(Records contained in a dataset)
....................

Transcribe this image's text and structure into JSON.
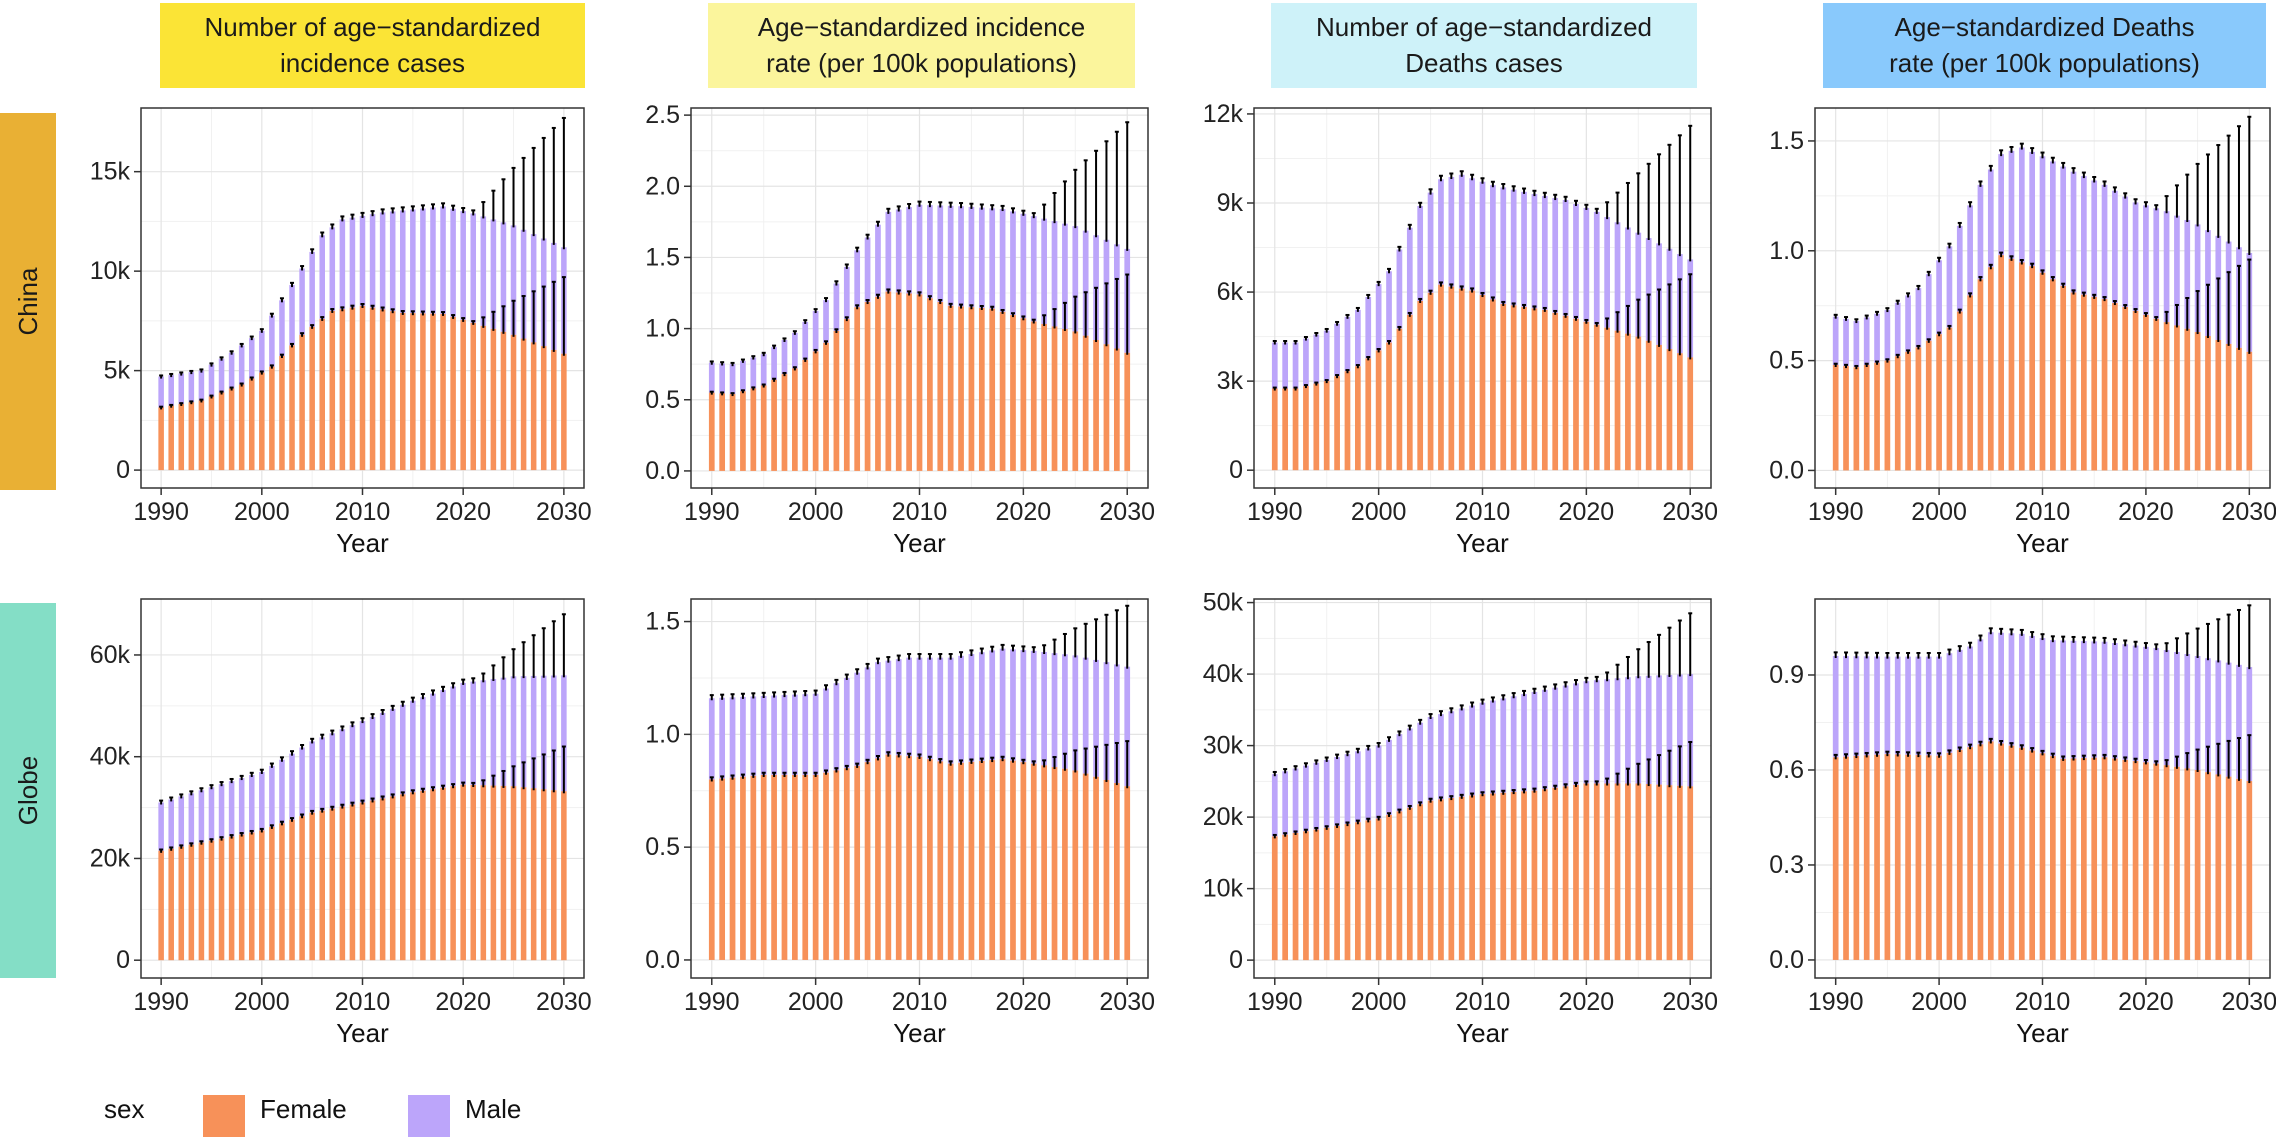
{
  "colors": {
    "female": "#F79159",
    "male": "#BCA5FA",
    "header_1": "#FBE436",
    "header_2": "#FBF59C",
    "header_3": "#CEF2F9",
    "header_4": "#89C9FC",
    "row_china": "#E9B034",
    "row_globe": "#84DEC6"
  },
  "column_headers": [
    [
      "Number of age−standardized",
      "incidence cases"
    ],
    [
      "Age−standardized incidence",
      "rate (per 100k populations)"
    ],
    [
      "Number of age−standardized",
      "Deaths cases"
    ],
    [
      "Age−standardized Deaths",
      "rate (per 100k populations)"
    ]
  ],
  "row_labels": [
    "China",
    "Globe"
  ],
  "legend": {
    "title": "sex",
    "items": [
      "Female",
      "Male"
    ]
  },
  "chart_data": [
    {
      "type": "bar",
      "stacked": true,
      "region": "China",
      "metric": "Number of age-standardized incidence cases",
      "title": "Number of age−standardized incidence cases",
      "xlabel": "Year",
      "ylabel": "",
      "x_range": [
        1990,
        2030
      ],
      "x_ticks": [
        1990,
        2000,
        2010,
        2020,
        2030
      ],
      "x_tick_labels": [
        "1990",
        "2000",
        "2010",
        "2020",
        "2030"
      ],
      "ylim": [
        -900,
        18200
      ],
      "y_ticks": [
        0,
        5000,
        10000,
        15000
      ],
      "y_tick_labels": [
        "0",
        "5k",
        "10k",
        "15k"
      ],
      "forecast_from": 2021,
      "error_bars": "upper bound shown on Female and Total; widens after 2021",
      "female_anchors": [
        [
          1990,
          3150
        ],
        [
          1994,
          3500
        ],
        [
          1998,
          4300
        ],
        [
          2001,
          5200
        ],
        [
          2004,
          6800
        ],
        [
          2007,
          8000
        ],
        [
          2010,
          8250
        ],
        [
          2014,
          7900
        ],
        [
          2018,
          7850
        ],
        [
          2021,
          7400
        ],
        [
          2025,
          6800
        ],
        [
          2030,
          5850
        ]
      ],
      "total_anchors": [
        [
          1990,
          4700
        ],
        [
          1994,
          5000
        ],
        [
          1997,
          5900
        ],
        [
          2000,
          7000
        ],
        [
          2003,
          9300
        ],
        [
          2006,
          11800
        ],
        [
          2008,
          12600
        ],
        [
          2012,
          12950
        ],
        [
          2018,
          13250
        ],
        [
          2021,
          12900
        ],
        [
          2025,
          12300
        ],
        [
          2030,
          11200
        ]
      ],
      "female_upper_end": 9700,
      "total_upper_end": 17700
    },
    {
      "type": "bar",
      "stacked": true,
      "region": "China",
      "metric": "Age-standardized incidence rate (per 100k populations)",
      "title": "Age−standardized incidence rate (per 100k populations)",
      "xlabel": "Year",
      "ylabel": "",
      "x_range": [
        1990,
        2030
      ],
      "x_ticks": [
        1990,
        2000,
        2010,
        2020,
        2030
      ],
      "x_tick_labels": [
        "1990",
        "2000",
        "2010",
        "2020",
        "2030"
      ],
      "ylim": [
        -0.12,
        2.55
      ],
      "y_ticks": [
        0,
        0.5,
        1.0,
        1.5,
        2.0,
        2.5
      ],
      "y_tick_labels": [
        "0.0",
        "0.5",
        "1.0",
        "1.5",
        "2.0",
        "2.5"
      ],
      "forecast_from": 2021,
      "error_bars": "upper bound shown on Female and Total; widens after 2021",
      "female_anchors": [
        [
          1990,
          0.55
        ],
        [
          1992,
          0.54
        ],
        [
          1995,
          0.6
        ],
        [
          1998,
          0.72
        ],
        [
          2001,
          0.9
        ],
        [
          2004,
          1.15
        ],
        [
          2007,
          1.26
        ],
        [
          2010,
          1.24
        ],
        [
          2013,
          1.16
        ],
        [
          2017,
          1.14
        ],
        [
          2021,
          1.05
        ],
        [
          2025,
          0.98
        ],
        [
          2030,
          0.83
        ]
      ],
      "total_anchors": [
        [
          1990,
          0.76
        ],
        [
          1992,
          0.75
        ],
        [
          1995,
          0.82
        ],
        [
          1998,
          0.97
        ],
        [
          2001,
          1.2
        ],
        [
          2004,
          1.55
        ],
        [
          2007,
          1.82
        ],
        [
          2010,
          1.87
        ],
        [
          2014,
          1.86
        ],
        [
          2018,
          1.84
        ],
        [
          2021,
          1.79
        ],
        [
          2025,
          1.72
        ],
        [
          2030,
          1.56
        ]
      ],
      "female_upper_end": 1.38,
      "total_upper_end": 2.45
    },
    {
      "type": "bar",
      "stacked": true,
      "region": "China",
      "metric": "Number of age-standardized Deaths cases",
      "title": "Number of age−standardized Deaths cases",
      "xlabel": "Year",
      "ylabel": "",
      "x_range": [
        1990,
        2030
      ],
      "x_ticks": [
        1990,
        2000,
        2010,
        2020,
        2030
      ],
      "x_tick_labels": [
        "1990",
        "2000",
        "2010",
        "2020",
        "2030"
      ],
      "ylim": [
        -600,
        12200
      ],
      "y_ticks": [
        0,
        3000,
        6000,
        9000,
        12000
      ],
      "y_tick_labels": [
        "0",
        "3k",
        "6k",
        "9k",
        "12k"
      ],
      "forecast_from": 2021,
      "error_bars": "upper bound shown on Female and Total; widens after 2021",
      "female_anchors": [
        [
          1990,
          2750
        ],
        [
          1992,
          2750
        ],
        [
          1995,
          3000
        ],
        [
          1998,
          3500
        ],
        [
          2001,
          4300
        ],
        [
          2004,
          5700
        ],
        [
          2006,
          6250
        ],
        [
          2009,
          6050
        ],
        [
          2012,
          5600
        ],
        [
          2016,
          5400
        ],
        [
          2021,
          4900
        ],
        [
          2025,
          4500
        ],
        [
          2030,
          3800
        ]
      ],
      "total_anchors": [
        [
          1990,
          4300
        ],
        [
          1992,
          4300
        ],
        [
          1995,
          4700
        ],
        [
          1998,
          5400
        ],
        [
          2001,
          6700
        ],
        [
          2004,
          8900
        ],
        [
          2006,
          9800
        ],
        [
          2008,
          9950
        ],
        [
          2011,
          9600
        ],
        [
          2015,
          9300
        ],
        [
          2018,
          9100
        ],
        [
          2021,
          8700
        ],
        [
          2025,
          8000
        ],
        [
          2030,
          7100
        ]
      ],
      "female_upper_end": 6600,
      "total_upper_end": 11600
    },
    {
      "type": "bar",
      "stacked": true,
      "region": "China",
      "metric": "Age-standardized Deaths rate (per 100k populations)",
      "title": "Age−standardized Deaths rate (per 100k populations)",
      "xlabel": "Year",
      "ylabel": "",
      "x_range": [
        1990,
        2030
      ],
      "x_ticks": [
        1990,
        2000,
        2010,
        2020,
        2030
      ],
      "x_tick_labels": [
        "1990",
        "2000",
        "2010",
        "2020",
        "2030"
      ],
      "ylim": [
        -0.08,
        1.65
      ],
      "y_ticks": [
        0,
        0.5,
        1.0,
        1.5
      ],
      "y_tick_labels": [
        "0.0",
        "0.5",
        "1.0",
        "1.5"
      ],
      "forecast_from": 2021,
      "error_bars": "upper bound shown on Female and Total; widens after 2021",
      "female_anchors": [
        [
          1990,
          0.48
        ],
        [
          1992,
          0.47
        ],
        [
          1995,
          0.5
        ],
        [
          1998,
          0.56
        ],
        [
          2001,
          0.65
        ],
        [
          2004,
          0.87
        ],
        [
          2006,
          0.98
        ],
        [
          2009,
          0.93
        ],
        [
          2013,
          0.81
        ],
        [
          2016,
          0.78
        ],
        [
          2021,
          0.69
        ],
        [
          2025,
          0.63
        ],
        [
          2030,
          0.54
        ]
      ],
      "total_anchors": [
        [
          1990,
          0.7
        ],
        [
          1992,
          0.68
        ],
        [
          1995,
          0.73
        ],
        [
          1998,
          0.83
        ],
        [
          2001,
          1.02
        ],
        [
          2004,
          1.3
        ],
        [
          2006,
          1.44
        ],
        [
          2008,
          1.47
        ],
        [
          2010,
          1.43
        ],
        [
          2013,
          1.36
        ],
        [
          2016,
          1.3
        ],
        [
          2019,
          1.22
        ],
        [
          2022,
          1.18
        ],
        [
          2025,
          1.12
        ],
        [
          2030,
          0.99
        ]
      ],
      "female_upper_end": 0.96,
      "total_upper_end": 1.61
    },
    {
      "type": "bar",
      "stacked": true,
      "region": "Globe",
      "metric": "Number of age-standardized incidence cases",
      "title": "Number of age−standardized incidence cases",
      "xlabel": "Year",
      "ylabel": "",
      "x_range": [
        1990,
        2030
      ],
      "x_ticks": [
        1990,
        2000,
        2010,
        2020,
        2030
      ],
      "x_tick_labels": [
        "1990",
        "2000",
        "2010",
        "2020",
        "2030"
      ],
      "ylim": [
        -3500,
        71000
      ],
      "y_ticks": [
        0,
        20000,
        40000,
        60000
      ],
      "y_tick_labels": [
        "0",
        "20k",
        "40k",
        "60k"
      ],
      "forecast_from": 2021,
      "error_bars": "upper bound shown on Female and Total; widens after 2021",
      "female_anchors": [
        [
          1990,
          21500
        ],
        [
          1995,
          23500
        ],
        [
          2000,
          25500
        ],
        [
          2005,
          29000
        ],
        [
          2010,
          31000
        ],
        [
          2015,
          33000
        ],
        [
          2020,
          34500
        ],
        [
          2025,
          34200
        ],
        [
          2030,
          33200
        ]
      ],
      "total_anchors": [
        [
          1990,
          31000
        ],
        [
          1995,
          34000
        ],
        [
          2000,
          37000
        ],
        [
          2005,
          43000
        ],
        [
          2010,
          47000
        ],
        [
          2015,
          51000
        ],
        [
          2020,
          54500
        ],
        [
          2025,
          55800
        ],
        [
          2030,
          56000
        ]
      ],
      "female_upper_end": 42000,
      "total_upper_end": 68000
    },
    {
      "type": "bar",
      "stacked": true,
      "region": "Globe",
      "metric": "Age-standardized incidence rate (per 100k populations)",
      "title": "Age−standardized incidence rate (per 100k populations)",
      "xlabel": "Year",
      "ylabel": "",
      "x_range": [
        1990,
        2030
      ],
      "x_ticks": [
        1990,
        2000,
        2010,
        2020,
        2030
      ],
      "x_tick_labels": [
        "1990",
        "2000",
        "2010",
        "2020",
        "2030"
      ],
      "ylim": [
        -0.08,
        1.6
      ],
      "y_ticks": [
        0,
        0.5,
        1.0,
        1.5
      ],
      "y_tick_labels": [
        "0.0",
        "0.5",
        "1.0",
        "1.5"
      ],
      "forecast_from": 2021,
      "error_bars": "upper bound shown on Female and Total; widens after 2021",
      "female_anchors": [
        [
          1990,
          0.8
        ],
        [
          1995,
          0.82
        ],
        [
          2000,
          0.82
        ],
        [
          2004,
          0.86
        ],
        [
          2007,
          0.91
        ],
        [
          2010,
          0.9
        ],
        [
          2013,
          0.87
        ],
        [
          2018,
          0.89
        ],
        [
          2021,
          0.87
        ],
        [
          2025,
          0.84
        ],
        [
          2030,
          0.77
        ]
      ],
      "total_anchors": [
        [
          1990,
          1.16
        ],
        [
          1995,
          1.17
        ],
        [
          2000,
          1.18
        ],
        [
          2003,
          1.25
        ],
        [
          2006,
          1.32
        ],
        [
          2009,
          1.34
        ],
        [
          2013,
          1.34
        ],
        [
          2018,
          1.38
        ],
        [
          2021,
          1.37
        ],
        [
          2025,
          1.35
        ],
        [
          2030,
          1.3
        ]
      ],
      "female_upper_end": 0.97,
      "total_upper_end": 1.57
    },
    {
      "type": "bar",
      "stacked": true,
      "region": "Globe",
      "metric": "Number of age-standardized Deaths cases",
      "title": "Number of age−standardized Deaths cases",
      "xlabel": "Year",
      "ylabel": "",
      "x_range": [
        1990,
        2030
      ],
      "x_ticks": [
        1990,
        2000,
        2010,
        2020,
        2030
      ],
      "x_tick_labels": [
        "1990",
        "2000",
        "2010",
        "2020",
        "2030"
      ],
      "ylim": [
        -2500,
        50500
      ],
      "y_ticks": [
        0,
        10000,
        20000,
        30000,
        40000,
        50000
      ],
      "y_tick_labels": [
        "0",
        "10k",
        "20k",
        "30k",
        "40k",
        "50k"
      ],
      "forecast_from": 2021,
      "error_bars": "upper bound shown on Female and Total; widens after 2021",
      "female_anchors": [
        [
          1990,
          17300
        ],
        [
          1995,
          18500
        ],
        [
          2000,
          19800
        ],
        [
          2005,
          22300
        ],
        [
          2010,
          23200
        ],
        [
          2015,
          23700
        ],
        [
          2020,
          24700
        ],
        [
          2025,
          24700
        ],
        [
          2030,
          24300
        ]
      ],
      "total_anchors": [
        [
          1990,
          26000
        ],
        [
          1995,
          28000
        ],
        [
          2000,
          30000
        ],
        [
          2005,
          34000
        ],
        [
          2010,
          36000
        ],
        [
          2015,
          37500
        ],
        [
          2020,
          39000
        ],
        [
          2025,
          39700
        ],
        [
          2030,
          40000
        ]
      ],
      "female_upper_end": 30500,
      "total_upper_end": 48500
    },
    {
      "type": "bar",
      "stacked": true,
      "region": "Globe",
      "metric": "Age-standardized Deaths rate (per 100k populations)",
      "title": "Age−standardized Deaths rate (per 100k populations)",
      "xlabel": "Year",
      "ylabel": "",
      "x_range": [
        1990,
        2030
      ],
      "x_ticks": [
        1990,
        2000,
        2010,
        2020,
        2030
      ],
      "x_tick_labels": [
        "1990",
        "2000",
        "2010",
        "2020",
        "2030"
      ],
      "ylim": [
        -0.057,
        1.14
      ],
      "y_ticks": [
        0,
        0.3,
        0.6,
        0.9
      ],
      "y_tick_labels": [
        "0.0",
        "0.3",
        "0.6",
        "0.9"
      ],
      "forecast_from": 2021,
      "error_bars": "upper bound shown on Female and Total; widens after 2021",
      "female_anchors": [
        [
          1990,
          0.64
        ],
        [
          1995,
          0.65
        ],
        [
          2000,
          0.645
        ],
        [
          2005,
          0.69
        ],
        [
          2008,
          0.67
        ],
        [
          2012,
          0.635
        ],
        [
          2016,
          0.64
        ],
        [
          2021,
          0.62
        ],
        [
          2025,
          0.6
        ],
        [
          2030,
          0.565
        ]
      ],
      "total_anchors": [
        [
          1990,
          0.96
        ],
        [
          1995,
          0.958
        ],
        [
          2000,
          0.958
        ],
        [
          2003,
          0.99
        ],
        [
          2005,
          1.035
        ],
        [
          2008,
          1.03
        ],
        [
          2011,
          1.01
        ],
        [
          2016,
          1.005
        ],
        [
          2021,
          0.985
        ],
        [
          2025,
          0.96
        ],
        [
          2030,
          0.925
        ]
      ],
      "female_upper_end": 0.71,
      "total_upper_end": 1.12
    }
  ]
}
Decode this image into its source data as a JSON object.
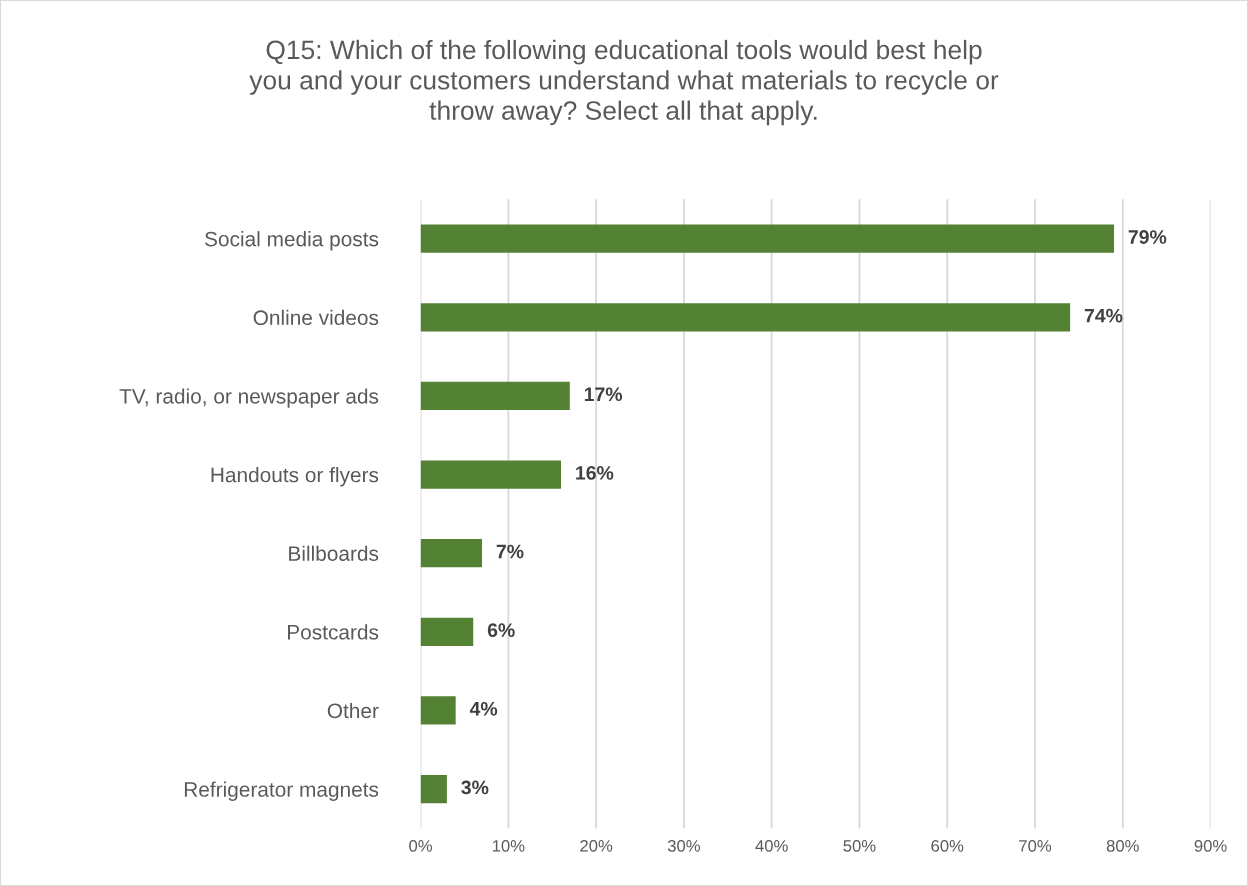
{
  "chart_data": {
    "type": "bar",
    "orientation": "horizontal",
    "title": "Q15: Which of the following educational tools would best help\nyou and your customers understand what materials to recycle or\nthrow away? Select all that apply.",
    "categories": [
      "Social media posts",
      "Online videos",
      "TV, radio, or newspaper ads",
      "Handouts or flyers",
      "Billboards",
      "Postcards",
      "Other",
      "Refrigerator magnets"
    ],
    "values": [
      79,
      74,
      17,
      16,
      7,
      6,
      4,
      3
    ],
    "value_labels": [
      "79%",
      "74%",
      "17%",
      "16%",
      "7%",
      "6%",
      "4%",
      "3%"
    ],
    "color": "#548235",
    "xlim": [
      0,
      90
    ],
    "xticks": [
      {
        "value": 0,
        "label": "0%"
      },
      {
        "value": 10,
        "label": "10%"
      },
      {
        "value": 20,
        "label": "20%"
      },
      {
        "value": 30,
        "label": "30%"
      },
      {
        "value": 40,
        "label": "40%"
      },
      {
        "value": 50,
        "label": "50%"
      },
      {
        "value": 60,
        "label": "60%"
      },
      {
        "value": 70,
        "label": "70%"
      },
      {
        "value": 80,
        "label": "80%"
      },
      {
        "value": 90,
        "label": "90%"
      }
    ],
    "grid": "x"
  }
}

....................

Exercise —
Gather from the entries above all lines that include the string "JSON".

Written solution —
Transcribe this image's text and structure into JSON.
Decode this image into its source data as a JSON object.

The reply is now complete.